▸ **Exercise**:
Of the lines in the listing below, how many hold "заявок"? Answer with the number only.

--- START Dataset content ---

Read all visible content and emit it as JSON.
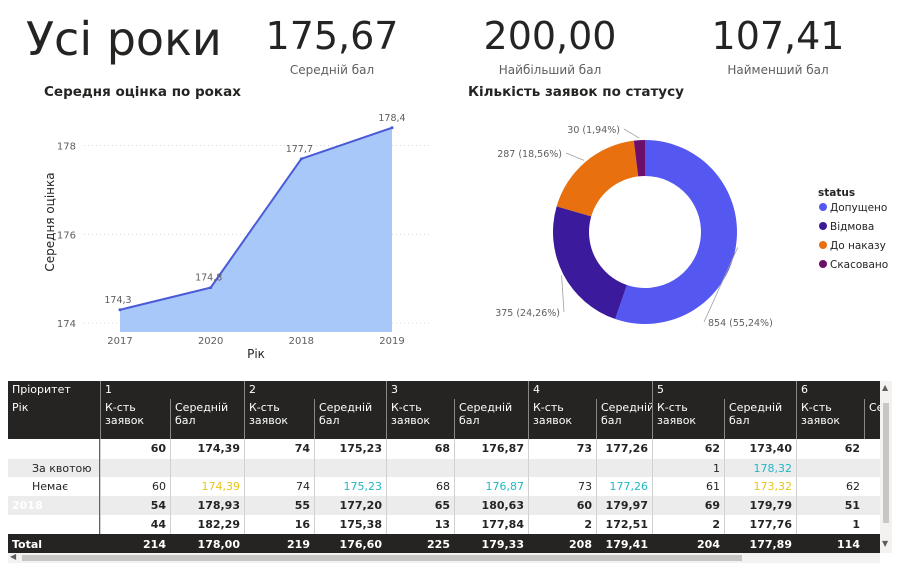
{
  "header": {
    "title": "Усі роки",
    "kpis": [
      {
        "value": "175,67",
        "label": "Середній бал"
      },
      {
        "value": "200,00",
        "label": "Найбільший бал"
      },
      {
        "value": "107,41",
        "label": "Найменший бал"
      }
    ]
  },
  "area_chart_title": "Середня оцінка по роках",
  "donut_chart_title": "Кількість заявок по статусу",
  "chart_data": [
    {
      "type": "area",
      "title": "Середня оцінка по роках",
      "xlabel": "Рік",
      "ylabel": "Середня оцінка",
      "categories": [
        "2017",
        "2020",
        "2018",
        "2019"
      ],
      "values": [
        174.3,
        174.8,
        177.7,
        178.4
      ],
      "data_labels": [
        "174,3",
        "174,8",
        "177,7",
        "178,4"
      ],
      "yticks": [
        "174",
        "176",
        "178"
      ],
      "ylim": [
        173.8,
        178.8
      ],
      "grid": true,
      "color": "#a8c8fa",
      "line_color": "#4a5ad6"
    },
    {
      "type": "pie",
      "title": "Кількість заявок по статусу",
      "legend_title": "status",
      "legend_position": "right",
      "slices": [
        {
          "name": "Допущено",
          "value": 854,
          "label": "854 (55,24%)",
          "color": "#5558f0"
        },
        {
          "name": "Відмова",
          "value": 375,
          "label": "375 (24,26%)",
          "color": "#3b1a9c"
        },
        {
          "name": "До наказу",
          "value": 287,
          "label": "287 (18,56%)",
          "color": "#e8700f"
        },
        {
          "name": "Скасовано",
          "value": 30,
          "label": "30 (1,94%)",
          "color": "#6b0f6b"
        }
      ]
    }
  ],
  "matrix": {
    "priority_label": "Пріоритет",
    "year_label": "Рік",
    "groups": [
      "1",
      "2",
      "3",
      "4",
      "5",
      "6"
    ],
    "count_header": "К-сть заявок",
    "avg_header": "Середній бал",
    "avg_header_wrapped": "Середній\nбал",
    "partial_header": "Се",
    "rows": [
      {
        "label": "",
        "bold": true,
        "values": [
          "60",
          "174,39",
          "74",
          "175,23",
          "68",
          "176,87",
          "73",
          "177,26",
          "62",
          "173,40",
          "62"
        ]
      },
      {
        "label": "За квотою",
        "bold": false,
        "values": [
          "",
          "",
          "",
          "",
          "",
          "",
          "",
          "",
          "1",
          "178,32",
          ""
        ]
      },
      {
        "label": "Немає",
        "bold": false,
        "values": [
          "60",
          "174,39",
          "74",
          "175,23",
          "68",
          "176,87",
          "73",
          "177,26",
          "61",
          "173,32",
          "62"
        ]
      },
      {
        "label": "2018",
        "bold": true,
        "values": [
          "54",
          "178,93",
          "55",
          "177,20",
          "65",
          "180,63",
          "60",
          "179,97",
          "69",
          "179,79",
          "51"
        ]
      },
      {
        "label": "",
        "bold": true,
        "values": [
          "44",
          "182,29",
          "16",
          "175,38",
          "13",
          "177,84",
          "2",
          "172,51",
          "2",
          "177,76",
          "1"
        ]
      }
    ],
    "total": {
      "label": "Total",
      "values": [
        "214",
        "178,00",
        "219",
        "176,60",
        "225",
        "179,33",
        "208",
        "179,41",
        "204",
        "177,89",
        "114"
      ]
    },
    "avg_colors": [
      "#e6c619",
      "#1fb7c4",
      "#1fb7c4",
      "#1fb7c4",
      "#e6c619"
    ],
    "quota_avg_color": "#1fb7c4"
  }
}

--- END Dataset content ---

▸ **Response below**:
3